» **Requirements**
Return every line of the material exactly.

» **Input rows**

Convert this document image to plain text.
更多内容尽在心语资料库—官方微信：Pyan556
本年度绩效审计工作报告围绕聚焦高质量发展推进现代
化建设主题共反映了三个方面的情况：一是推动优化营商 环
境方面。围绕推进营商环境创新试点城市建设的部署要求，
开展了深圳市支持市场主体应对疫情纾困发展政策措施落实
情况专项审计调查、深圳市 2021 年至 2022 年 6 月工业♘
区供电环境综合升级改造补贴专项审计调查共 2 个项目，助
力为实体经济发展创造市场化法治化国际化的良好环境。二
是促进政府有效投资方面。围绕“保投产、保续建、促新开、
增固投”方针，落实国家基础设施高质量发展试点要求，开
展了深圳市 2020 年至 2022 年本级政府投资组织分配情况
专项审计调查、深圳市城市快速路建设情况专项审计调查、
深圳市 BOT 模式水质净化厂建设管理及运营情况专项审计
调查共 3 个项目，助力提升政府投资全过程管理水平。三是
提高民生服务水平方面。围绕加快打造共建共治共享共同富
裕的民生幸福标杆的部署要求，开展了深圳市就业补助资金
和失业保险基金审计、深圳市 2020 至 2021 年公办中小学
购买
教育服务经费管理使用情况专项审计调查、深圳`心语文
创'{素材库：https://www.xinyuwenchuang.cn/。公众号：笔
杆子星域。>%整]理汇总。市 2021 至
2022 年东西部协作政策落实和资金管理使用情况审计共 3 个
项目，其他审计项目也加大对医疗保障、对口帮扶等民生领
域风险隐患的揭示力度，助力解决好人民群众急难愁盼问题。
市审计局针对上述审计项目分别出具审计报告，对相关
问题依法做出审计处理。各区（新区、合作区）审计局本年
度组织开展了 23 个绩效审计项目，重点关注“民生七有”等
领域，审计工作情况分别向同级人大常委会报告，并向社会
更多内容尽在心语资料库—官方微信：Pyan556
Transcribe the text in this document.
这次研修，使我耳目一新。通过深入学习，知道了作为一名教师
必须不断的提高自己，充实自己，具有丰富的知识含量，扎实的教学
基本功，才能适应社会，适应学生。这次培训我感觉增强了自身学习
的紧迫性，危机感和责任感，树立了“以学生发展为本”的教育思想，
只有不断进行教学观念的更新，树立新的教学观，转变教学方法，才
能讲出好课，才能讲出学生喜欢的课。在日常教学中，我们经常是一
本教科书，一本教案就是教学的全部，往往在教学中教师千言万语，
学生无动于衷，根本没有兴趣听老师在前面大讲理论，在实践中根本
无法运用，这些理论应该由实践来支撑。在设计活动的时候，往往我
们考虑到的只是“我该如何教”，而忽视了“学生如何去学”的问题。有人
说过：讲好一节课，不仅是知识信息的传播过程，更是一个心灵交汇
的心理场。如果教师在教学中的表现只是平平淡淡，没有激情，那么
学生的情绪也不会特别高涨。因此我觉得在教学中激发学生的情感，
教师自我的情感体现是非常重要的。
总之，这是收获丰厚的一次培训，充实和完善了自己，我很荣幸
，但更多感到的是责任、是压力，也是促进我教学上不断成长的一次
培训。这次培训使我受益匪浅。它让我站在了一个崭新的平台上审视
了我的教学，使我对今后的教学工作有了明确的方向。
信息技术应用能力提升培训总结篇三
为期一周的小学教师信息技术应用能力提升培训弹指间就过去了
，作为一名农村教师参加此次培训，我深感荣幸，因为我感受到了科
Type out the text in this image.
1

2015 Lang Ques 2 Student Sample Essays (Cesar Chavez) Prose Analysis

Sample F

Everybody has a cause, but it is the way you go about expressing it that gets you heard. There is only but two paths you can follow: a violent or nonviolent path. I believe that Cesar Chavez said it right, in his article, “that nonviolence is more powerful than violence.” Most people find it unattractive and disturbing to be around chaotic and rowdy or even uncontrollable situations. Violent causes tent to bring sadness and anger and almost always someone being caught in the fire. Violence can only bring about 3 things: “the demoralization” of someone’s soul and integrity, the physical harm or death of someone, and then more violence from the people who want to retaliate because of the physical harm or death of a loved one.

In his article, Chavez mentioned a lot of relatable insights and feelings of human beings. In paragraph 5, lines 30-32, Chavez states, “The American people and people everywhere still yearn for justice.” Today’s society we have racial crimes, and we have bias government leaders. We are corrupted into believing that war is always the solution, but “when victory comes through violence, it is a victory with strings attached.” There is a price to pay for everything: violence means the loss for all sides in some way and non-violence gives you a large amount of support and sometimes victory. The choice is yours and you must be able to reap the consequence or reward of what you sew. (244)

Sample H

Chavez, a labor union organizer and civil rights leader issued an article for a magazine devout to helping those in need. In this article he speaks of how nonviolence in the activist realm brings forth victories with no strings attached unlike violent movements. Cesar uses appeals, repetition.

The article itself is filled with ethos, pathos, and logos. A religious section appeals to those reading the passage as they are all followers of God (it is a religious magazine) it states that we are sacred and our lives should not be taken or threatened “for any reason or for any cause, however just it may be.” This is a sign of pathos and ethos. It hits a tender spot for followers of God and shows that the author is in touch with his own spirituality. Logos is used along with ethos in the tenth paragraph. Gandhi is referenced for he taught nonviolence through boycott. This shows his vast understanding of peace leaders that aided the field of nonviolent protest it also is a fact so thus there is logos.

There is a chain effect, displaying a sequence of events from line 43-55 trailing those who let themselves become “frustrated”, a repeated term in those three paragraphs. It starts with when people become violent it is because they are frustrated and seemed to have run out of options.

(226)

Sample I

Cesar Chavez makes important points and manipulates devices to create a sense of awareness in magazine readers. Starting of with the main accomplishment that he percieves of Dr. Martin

» **Answer for this exercise**
Convert this document image to plain text.
更多内容尽在心语资料库—官方微信：Pyan556
本年度绩效审计工作报告围绕聚焦高质量发展推进现代
化建设主题共反映了三个方面的情况：一是推动优化营商 环
境方面。围绕推进营商环境创新试点城市建设的部署要求，
开展了深圳市支持市场主体应对疫情纾困发展政策措施落实
情况专项审计调查、深圳市 2021 年至 2022 年 6 月工业♘
区供电环境综合升级改造补贴专项审计调查共 2 个项目，助
力为实体经济发展创造市场化法治化国际化的良好环境。二
是促进政府有效投资方面。围绕“保投产、保续建、促新开、
增固投”方针，落实国家基础设施高质量发展试点要求，开
展了深圳市 2020 年至 2022 年本级政府投资组织分配情况
专项审计调查、深圳市城市快速路建设情况专项审计调查、
深圳市 BOT 模式水质净化厂建设管理及运营情况专项审计
调查共 3 个项目，助力提升政府投资全过程管理水平。三是
提高民生服务水平方面。围绕加快打造共建共治共享共同富
裕的民生幸福标杆的部署要求，开展了深圳市就业补助资金
和失业保险基金审计、深圳市 2020 至 2021 年公办中小学
购买
教育服务经费管理使用情况专项审计调查、深圳`心语文
创'{素材库：https://www.xinyuwenchuang.cn/。公众号：笔
杆子星域。>%整]理汇总。市 2021 至
2022 年东西部协作政策落实和资金管理使用情况审计共 3 个
项目，其他审计项目也加大对医疗保障、对口帮扶等民生领
域风险隐患的揭示力度，助力解决好人民群众急难愁盼问题。
市审计局针对上述审计项目分别出具审计报告，对相关
问题依法做出审计处理。各区（新区、合作区）审计局本年
度组织开展了 23 个绩效审计项目，重点关注“民生七有”等
领域，审计工作情况分别向同级人大常委会报告，并向社会
更多内容尽在心语资料库—官方微信：Pyan556
Transcribe the text in this document.
这次研修，使我耳目一新。通过深入学习，知道了作为一名教师
必须不断的提高自己，充实自己，具有丰富的知识含量，扎实的教学
基本功，才能适应社会，适应学生。这次培训我感觉增强了自身学习
的紧迫性，危机感和责任感，树立了“以学生发展为本”的教育思想，
只有不断进行教学观念的更新，树立新的教学观，转变教学方法，才
能讲出好课，才能讲出学生喜欢的课。在日常教学中，我们经常是一
本教科书，一本教案就是教学的全部，往往在教学中教师千言万语，
学生无动于衷，根本没有兴趣听老师在前面大讲理论，在实践中根本
无法运用，这些理论应该由实践来支撑。在设计活动的时候，往往我
们考虑到的只是“我该如何教”，而忽视了“学生如何去学”的问题。有人
说过：讲好一节课，不仅是知识信息的传播过程，更是一个心灵交汇
的心理场。如果教师在教学中的表现只是平平淡淡，没有激情，那么
学生的情绪也不会特别高涨。因此我觉得在教学中激发学生的情感，
教师自我的情感体现是非常重要的。
总之，这是收获丰厚的一次培训，充实和完善了自己，我很荣幸
，但更多感到的是责任、是压力，也是促进我教学上不断成长的一次
培训。这次培训使我受益匪浅。它让我站在了一个崭新的平台上审视
了我的教学，使我对今后的教学工作有了明确的方向。
信息技术应用能力提升培训总结篇三
为期一周的小学教师信息技术应用能力提升培训弹指间就过去了
，作为一名农村教师参加此次培训，我深感荣幸，因为我感受到了科
Type out the text in this image.
1

2015 Lang Ques 2 Student Sample Essays (Cesar Chavez) Prose Analysis

Sample F

Everybody has a cause, but it is the way you go about expressing it that gets you heard. There is only but two paths you can follow: a violent or nonviolent path. I believe that Cesar Chavez said it right, in his article, “that nonviolence is more powerful than violence.” Most people find it unattractive and disturbing to be around chaotic and rowdy or even uncontrollable situations. Violent causes tent to bring sadness and anger and almost always someone being caught in the fire. Violence can only bring about 3 things: “the demoralization” of someone’s soul and integrity, the physical harm or death of someone, and then more violence from the people who want to retaliate because of the physical harm or death of a loved one.

In his article, Chavez mentioned a lot of relatable insights and feelings of human beings. In paragraph 5, lines 30-32, Chavez states, “The American people and people everywhere still yearn for justice.” Today’s society we have racial crimes, and we have bias government leaders. We are corrupted into believing that war is always the solution, but “when victory comes through violence, it is a victory with strings attached.” There is a price to pay for everything: violence means the loss for all sides in some way and non-violence gives you a large amount of support and sometimes victory. The choice is yours and you must be able to reap the consequence or reward of what you sew. (244)

Sample H

Chavez, a labor union organizer and civil rights leader issued an article for a magazine devout to helping those in need. In this article he speaks of how nonviolence in the activist realm brings forth victories with no strings attached unlike violent movements. Cesar uses appeals, repetition.

The article itself is filled with ethos, pathos, and logos. A religious section appeals to those reading the passage as they are all followers of God (it is a religious magazine) it states that we are sacred and our lives should not be taken or threatened “for any reason or for any cause, however just it may be.” This is a sign of pathos and ethos. It hits a tender spot for followers of God and shows that the author is in touch with his own spirituality. Logos is used along with ethos in the tenth paragraph. Gandhi is referenced for he taught nonviolence through boycott. This shows his vast understanding of peace leaders that aided the field of nonviolent protest it also is a fact so thus there is logos.

There is a chain effect, displaying a sequence of events from line 43-55 trailing those who let themselves become “frustrated”, a repeated term in those three paragraphs. It starts with when people become violent it is because they are frustrated and seemed to have run out of options.

(226)

Sample I

Cesar Chavez makes important points and manipulates devices to create a sense of awareness in magazine readers. Starting of with the main accomplishment that he percieves of Dr. Martin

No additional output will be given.